◆ Stated goal
From the entries below, gather every line containing the string "assessment".

***

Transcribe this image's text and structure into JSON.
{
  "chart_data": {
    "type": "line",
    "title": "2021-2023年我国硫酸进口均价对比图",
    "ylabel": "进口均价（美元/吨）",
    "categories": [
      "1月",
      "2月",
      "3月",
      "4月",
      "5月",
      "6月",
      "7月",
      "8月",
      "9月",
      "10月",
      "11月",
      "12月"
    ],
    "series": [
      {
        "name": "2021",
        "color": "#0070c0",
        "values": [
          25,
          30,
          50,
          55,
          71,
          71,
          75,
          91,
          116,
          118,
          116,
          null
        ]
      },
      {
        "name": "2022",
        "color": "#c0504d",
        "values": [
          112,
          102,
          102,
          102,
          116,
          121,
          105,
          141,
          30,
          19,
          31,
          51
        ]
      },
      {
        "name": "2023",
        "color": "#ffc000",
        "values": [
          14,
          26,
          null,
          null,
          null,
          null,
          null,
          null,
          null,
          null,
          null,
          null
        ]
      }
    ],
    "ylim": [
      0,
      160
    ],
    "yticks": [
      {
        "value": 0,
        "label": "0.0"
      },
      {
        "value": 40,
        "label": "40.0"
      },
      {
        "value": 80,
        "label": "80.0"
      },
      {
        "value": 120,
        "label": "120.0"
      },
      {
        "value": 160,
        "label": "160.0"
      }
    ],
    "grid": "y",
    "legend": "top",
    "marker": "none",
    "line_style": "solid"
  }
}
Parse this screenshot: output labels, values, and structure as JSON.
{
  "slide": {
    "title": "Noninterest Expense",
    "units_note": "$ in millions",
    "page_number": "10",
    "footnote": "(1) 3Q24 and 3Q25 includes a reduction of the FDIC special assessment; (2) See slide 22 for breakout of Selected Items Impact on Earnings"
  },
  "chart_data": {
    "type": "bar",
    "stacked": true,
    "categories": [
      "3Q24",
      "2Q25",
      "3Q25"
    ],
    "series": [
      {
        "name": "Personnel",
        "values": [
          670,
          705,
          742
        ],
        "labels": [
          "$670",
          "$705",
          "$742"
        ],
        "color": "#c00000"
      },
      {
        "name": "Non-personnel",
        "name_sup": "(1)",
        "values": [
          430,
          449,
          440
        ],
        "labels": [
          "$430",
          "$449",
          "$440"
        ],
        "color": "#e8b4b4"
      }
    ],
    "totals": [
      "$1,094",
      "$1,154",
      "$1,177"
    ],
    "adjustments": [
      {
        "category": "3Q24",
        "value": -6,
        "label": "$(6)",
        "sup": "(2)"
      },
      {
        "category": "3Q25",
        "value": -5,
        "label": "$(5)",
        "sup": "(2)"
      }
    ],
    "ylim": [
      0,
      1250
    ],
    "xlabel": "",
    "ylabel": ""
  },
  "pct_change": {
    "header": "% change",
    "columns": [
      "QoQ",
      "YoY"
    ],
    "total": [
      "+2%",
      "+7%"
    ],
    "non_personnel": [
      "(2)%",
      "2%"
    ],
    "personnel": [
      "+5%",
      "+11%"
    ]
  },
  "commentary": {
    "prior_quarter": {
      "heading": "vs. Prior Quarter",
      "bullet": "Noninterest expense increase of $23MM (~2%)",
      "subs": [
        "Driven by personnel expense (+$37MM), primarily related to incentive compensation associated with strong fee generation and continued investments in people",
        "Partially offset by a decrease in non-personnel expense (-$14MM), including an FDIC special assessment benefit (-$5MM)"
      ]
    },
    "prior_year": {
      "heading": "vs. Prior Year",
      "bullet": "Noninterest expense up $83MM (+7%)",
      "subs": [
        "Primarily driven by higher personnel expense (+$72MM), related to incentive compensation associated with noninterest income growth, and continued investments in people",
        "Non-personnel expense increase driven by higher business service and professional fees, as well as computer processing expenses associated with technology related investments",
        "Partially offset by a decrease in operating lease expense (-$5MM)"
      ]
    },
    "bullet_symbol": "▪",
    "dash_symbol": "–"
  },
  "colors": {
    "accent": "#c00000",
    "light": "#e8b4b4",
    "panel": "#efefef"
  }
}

***

◆ Right answer
    "footnote": "(1) 3Q24 and 3Q25 includes a reduction of the FDIC special assessment; (2) See slide 22 for breakout of Selected Items Impact on Earnings"
        "Partially offset by a decrease in non-personnel expense (-$14MM), including an FDIC special assessment benefit (-$5MM)"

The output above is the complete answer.